### What needs to be done
Write out each entry again. Keep every word exactly as it is.

------------------------

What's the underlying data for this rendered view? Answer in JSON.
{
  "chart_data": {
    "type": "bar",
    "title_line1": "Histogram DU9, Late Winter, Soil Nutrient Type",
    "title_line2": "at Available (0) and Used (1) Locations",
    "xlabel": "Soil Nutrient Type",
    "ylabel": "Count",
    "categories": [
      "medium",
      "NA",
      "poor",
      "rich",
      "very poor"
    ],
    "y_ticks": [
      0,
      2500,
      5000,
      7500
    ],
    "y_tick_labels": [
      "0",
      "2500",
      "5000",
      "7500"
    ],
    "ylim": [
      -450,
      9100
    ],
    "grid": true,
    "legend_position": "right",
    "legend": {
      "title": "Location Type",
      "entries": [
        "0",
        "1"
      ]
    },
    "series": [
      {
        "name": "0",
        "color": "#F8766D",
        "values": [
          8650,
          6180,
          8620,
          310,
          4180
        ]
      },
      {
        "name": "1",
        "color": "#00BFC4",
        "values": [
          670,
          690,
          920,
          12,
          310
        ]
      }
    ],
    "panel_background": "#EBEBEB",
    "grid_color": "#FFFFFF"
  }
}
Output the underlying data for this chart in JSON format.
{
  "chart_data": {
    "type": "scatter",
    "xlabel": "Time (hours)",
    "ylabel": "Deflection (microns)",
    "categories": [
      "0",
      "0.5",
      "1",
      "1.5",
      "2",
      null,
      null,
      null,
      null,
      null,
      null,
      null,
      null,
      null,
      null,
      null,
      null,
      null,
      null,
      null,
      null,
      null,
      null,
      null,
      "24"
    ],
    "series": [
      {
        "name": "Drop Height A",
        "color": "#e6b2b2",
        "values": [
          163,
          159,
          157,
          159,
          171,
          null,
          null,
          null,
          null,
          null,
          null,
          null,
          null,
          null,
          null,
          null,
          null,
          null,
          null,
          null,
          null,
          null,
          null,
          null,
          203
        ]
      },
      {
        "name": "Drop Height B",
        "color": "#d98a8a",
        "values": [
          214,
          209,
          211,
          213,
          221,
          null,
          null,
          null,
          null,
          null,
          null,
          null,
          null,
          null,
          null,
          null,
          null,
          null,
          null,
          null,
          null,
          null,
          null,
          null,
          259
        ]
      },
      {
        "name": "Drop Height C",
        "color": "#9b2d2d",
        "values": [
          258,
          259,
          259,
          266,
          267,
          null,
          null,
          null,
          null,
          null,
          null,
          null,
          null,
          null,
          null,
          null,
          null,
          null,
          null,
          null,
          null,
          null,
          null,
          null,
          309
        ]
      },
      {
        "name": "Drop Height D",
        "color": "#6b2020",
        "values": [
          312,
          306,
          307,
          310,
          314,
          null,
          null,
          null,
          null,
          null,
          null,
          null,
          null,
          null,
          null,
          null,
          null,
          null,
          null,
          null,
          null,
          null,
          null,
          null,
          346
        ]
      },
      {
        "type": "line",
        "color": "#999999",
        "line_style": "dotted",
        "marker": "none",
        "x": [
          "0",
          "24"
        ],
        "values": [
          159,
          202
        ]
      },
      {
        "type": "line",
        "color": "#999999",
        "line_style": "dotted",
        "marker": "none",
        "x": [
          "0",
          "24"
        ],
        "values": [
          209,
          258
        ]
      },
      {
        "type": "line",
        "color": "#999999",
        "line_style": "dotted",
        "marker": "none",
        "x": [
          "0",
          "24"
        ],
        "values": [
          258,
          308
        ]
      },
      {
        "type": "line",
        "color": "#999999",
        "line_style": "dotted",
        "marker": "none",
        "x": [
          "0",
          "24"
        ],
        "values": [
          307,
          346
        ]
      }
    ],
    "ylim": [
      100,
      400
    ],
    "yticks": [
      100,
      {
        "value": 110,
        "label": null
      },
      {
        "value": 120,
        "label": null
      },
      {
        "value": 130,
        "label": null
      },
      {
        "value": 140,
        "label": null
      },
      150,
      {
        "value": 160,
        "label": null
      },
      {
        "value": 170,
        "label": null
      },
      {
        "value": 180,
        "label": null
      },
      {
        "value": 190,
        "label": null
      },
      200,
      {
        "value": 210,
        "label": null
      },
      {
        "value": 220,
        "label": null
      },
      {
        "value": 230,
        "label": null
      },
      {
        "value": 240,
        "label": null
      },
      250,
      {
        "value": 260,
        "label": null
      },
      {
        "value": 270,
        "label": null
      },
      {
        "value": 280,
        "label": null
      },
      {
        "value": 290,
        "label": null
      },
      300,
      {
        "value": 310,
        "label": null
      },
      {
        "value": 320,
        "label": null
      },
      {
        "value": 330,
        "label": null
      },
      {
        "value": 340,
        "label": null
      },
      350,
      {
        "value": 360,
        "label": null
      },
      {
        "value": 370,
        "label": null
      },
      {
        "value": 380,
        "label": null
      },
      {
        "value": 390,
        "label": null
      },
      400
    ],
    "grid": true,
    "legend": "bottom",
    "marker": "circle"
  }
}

------------------------

### Output of the exercise
What's the underlying data for this rendered view? Answer in JSON.
{
  "chart_data": {
    "type": "bar",
    "title_line1": "Histogram DU9, Late Winter, Soil Nutrient Type",
    "title_line2": "at Available (0) and Used (1) Locations",
    "xlabel": "Soil Nutrient Type",
    "ylabel": "Count",
    "categories": [
      "medium",
      "NA",
      "poor",
      "rich",
      "very poor"
    ],
    "y_ticks": [
      0,
      2500,
      5000,
      7500
    ],
    "y_tick_labels": [
      "0",
      "2500",
      "5000",
      "7500"
    ],
    "ylim": [
      -450,
      9100
    ],
    "grid": true,
    "legend_position": "right",
    "legend": {
      "title": "Location Type",
      "entries": [
        "0",
        "1"
      ]
    },
    "series": [
      {
        "name": "0",
        "color": "#F8766D",
        "values": [
          8650,
          6180,
          8620,
          310,
          4180
        ]
      },
      {
        "name": "1",
        "color": "#00BFC4",
        "values": [
          670,
          690,
          920,
          12,
          310
        ]
      }
    ],
    "panel_background": "#EBEBEB",
    "grid_color": "#FFFFFF"
  }
}
Output the underlying data for this chart in JSON format.
{
  "chart_data": {
    "type": "scatter",
    "xlabel": "Time (hours)",
    "ylabel": "Deflection (microns)",
    "categories": [
      "0",
      "0.5",
      "1",
      "1.5",
      "2",
      null,
      null,
      null,
      null,
      null,
      null,
      null,
      null,
      null,
      null,
      null,
      null,
      null,
      null,
      null,
      null,
      null,
      null,
      null,
      "24"
    ],
    "series": [
      {
        "name": "Drop Height A",
        "color": "#e6b2b2",
        "values": [
          163,
          159,
          157,
          159,
          171,
          null,
          null,
          null,
          null,
          null,
          null,
          null,
          null,
          null,
          null,
          null,
          null,
          null,
          null,
          null,
          null,
          null,
          null,
          null,
          203
        ]
      },
      {
        "name": "Drop Height B",
        "color": "#d98a8a",
        "values": [
          214,
          209,
          211,
          213,
          221,
          null,
          null,
          null,
          null,
          null,
          null,
          null,
          null,
          null,
          null,
          null,
          null,
          null,
          null,
          null,
          null,
          null,
          null,
          null,
          259
        ]
      },
      {
        "name": "Drop Height C",
        "color": "#9b2d2d",
        "values": [
          258,
          259,
          259,
          266,
          267,
          null,
          null,
          null,
          null,
          null,
          null,
          null,
          null,
          null,
          null,
          null,
          null,
          null,
          null,
          null,
          null,
          null,
          null,
          null,
          309
        ]
      },
      {
        "name": "Drop Height D",
        "color": "#6b2020",
        "values": [
          312,
          306,
          307,
          310,
          314,
          null,
          null,
          null,
          null,
          null,
          null,
          null,
          null,
          null,
          null,
          null,
          null,
          null,
          null,
          null,
          null,
          null,
          null,
          null,
          346
        ]
      },
      {
        "type": "line",
        "color": "#999999",
        "line_style": "dotted",
        "marker": "none",
        "x": [
          "0",
          "24"
        ],
        "values": [
          159,
          202
        ]
      },
      {
        "type": "line",
        "color": "#999999",
        "line_style": "dotted",
        "marker": "none",
        "x": [
          "0",
          "24"
        ],
        "values": [
          209,
          258
        ]
      },
      {
        "type": "line",
        "color": "#999999",
        "line_style": "dotted",
        "marker": "none",
        "x": [
          "0",
          "24"
        ],
        "values": [
          258,
          308
        ]
      },
      {
        "type": "line",
        "color": "#999999",
        "line_style": "dotted",
        "marker": "none",
        "x": [
          "0",
          "24"
        ],
        "values": [
          307,
          346
        ]
      }
    ],
    "ylim": [
      100,
      400
    ],
    "yticks": [
      100,
      {
        "value": 110,
        "label": null
      },
      {
        "value": 120,
        "label": null
      },
      {
        "value": 130,
        "label": null
      },
      {
        "value": 140,
        "label": null
      },
      150,
      {
        "value": 160,
        "label": null
      },
      {
        "value": 170,
        "label": null
      },
      {
        "value": 180,
        "label": null
      },
      {
        "value": 190,
        "label": null
      },
      200,
      {
        "value": 210,
        "label": null
      },
      {
        "value": 220,
        "label": null
      },
      {
        "value": 230,
        "label": null
      },
      {
        "value": 240,
        "label": null
      },
      250,
      {
        "value": 260,
        "label": null
      },
      {
        "value": 270,
        "label": null
      },
      {
        "value": 280,
        "label": null
      },
      {
        "value": 290,
        "label": null
      },
      300,
      {
        "value": 310,
        "label": null
      },
      {
        "value": 320,
        "label": null
      },
      {
        "value": 330,
        "label": null
      },
      {
        "value": 340,
        "label": null
      },
      350,
      {
        "value": 360,
        "label": null
      },
      {
        "value": 370,
        "label": null
      },
      {
        "value": 380,
        "label": null
      },
      {
        "value": 390,
        "label": null
      },
      400
    ],
    "grid": true,
    "legend": "bottom",
    "marker": "circle"
  }
}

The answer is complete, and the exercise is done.